▽

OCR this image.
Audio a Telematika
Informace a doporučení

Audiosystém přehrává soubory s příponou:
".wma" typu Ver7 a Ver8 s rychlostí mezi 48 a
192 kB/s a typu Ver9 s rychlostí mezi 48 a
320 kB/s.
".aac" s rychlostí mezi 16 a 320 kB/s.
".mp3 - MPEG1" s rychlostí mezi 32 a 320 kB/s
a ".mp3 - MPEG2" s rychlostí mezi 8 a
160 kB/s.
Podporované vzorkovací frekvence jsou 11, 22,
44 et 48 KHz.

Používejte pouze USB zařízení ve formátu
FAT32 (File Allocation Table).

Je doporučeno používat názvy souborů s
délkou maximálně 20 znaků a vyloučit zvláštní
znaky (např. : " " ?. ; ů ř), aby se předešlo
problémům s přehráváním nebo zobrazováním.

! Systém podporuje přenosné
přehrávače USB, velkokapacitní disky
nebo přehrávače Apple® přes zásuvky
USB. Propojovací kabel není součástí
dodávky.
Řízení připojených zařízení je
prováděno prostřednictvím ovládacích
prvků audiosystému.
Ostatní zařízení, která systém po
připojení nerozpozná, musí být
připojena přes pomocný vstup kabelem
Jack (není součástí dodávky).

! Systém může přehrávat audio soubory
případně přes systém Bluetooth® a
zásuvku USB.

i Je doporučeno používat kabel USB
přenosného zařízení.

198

△

[WRITTEN TASK]
From the listing above, find the number of lines with the word "doporučeno" in them. Answer with the number only.

[TASK SOLUTION]
2